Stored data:
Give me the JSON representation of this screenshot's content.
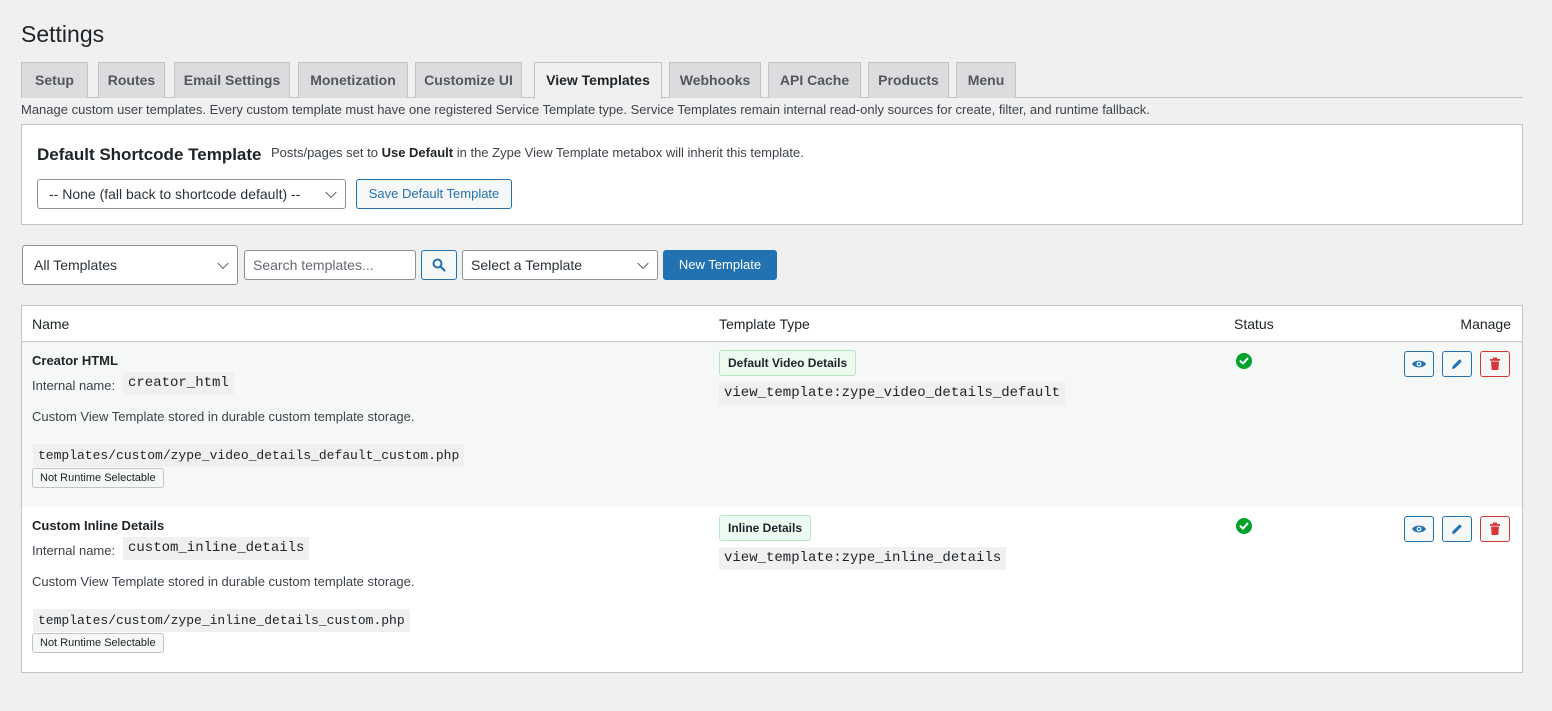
{
  "page": {
    "title": "Settings"
  },
  "tabs": [
    {
      "label": "Setup"
    },
    {
      "label": "Routes"
    },
    {
      "label": "Email Settings"
    },
    {
      "label": "Monetization"
    },
    {
      "label": "Customize UI"
    },
    {
      "label": "View Templates",
      "active": true
    },
    {
      "label": "Webhooks"
    },
    {
      "label": "API Cache"
    },
    {
      "label": "Products"
    },
    {
      "label": "Menu"
    }
  ],
  "description": "Manage custom user templates. Every custom template must have one registered Service Template type. Service Templates remain internal read-only sources for create, filter, and runtime fallback.",
  "default_card": {
    "title": "Default Shortcode Template",
    "note_prefix": "Posts/pages set to",
    "note_bold": "Use Default",
    "note_suffix": "in the Zype View Template metabox will inherit this template.",
    "select_value": "-- None (fall back to shortcode default) --",
    "save_label": "Save Default Template"
  },
  "toolbar": {
    "filter_value": "All Templates",
    "search_placeholder": "Search templates...",
    "template_select_value": "Select a Template",
    "new_label": "New Template"
  },
  "table": {
    "headers": {
      "name": "Name",
      "type": "Template Type",
      "status": "Status",
      "manage": "Manage"
    },
    "internal_label": "Internal name:",
    "rows": [
      {
        "name": "Creator HTML",
        "internal_name": "creator_html",
        "description": "Custom View Template stored in durable custom template storage.",
        "path": "templates/custom/zype_video_details_default_custom.php",
        "runtime_badge": "Not Runtime Selectable",
        "type_label": "Default Video Details",
        "type_key": "view_template:zype_video_details_default",
        "status": "active"
      },
      {
        "name": "Custom Inline Details",
        "internal_name": "custom_inline_details",
        "description": "Custom View Template stored in durable custom template storage.",
        "path": "templates/custom/zype_inline_details_custom.php",
        "runtime_badge": "Not Runtime Selectable",
        "type_label": "Inline Details",
        "type_key": "view_template:zype_inline_details",
        "status": "active"
      }
    ]
  },
  "colors": {
    "accent": "#2271b1",
    "success": "#00a32a",
    "danger": "#d63638"
  }
}
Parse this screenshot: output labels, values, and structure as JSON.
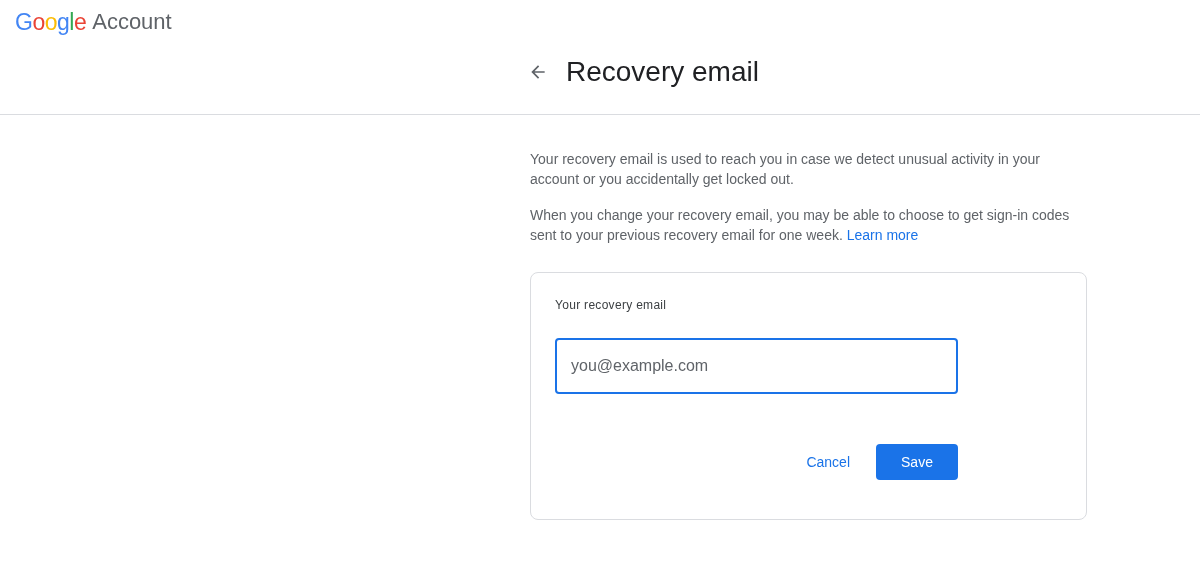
{
  "header": {
    "logo": "Google",
    "product": "Account"
  },
  "page": {
    "title": "Recovery email"
  },
  "paragraphs": [
    {
      "text": "Your recovery email is used to reach you in case we detect unusual activity in your account or you accidentally get locked out."
    },
    {
      "text": "When you change your recovery email, you may be able to choose to get sign-in codes sent to your previous recovery email for one week.",
      "link": "Learn more"
    }
  ],
  "card": {
    "label": "Your recovery email",
    "field": {
      "placeholder": "you@example.com",
      "focused": true
    },
    "buttons": [
      {
        "label": "Cancel",
        "kind": "text"
      },
      {
        "label": "Save",
        "kind": "filled"
      }
    ]
  }
}
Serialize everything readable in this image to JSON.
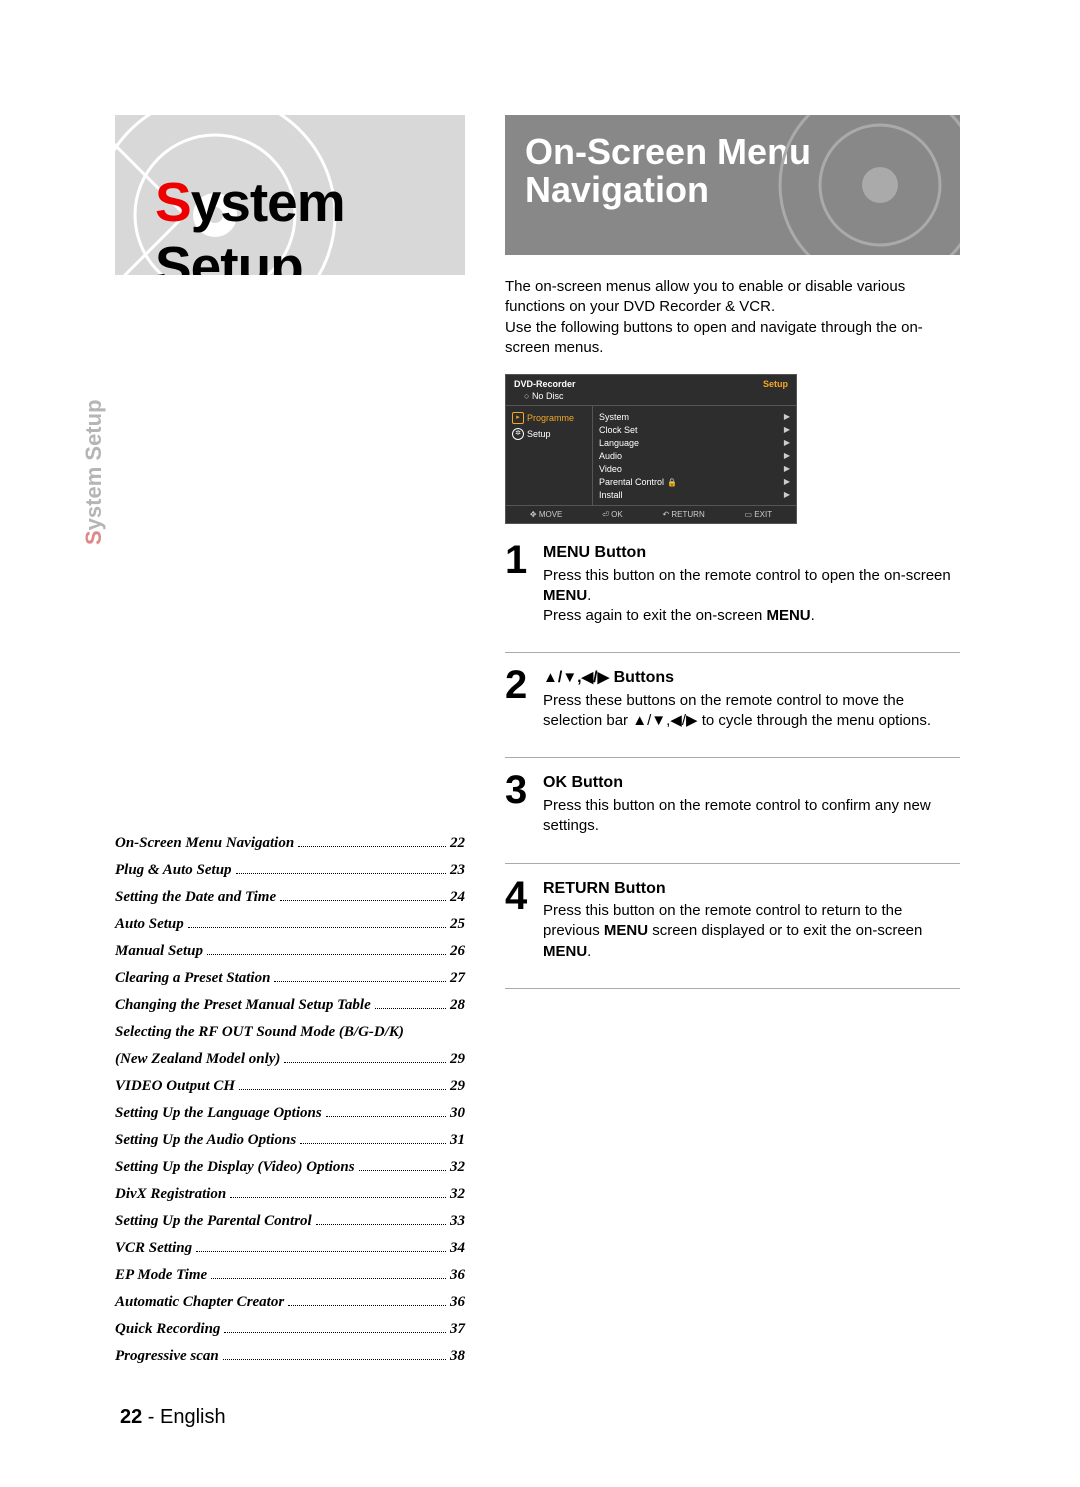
{
  "section_title_prefix": "S",
  "section_title_rest": "ystem Setup",
  "side_tab_prefix": "S",
  "side_tab_rest": "ystem Setup",
  "right_header_line1": "On-Screen Menu",
  "right_header_line2": "Navigation",
  "intro_p1": "The on-screen menus allow you to enable or disable various functions on your DVD Recorder & VCR.",
  "intro_p2": "Use the following buttons to open and navigate through the on-screen menus.",
  "osd": {
    "title_left": "DVD-Recorder",
    "title_right": "Setup",
    "no_disc": "No Disc",
    "left_items": [
      "Programme",
      "Setup"
    ],
    "right_items": [
      "System",
      "Clock Set",
      "Language",
      "Audio",
      "Video",
      "Parental Control",
      "Install"
    ],
    "parental_lock_icon": "🔒",
    "foot": {
      "move": "MOVE",
      "ok": "OK",
      "return": "RETURN",
      "exit": "EXIT"
    }
  },
  "steps": [
    {
      "num": "1",
      "title": "MENU Button",
      "body_html": "Press this button on the remote control to open the on-screen <b>MENU</b>.<br>Press again to exit the on-screen <b>MENU</b>."
    },
    {
      "num": "2",
      "title_html": "<span class='arrow-glyph'>▲</span>/<span class='arrow-glyph'>▼</span>,<span class='arrow-glyph'>◀</span>/<span class='arrow-glyph'>▶</span> Buttons",
      "body_html": "Press these buttons on the remote control to move the selection bar <span class='arrow-glyph'>▲</span>/<span class='arrow-glyph'>▼</span>,<span class='arrow-glyph'>◀</span>/<span class='arrow-glyph'>▶</span> to cycle through the menu options."
    },
    {
      "num": "3",
      "title": "OK Button",
      "body_html": "Press this button on the remote control to confirm any new settings."
    },
    {
      "num": "4",
      "title": "RETURN Button",
      "body_html": "Press this button on the remote control to return to the previous <b>MENU</b> screen displayed or to exit the on-screen <b>MENU</b>."
    }
  ],
  "toc": [
    {
      "label": "On-Screen Menu Navigation",
      "page": "22"
    },
    {
      "label": "Plug & Auto Setup",
      "page": "23"
    },
    {
      "label": "Setting the Date and Time",
      "page": "24"
    },
    {
      "label": "Auto Setup",
      "page": "25"
    },
    {
      "label": "Manual Setup",
      "page": "26"
    },
    {
      "label": "Clearing a Preset Station",
      "page": "27"
    },
    {
      "label": "Changing the Preset Manual Setup Table",
      "page": "28"
    },
    {
      "label": "Selecting the RF OUT Sound Mode (B/G-D/K)",
      "page": "",
      "nolead": true
    },
    {
      "label": "(New Zealand Model only)",
      "page": "29"
    },
    {
      "label": "VIDEO Output CH",
      "page": "29"
    },
    {
      "label": "Setting Up the Language Options",
      "page": "30"
    },
    {
      "label": "Setting Up the Audio Options",
      "page": "31"
    },
    {
      "label": "Setting Up the Display (Video) Options",
      "page": "32"
    },
    {
      "label": "DivX Registration",
      "page": "32"
    },
    {
      "label": "Setting Up the Parental Control",
      "page": "33"
    },
    {
      "label": "VCR Setting",
      "page": "34"
    },
    {
      "label": "EP Mode Time",
      "page": "36"
    },
    {
      "label": "Automatic Chapter Creator",
      "page": "36"
    },
    {
      "label": "Quick Recording",
      "page": "37"
    },
    {
      "label": "Progressive scan",
      "page": "38"
    }
  ],
  "footer": {
    "page_number": "22",
    "sep": " - ",
    "lang": "English"
  }
}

PROBLEM:
Copy, from the material above, each line in which the string "path" occurs.

TASK ANSWER:
        "path": "templates/custom/zype_video_details_default_custom.php",
        "path": "templates/custom/zype_inline_details_custom.php",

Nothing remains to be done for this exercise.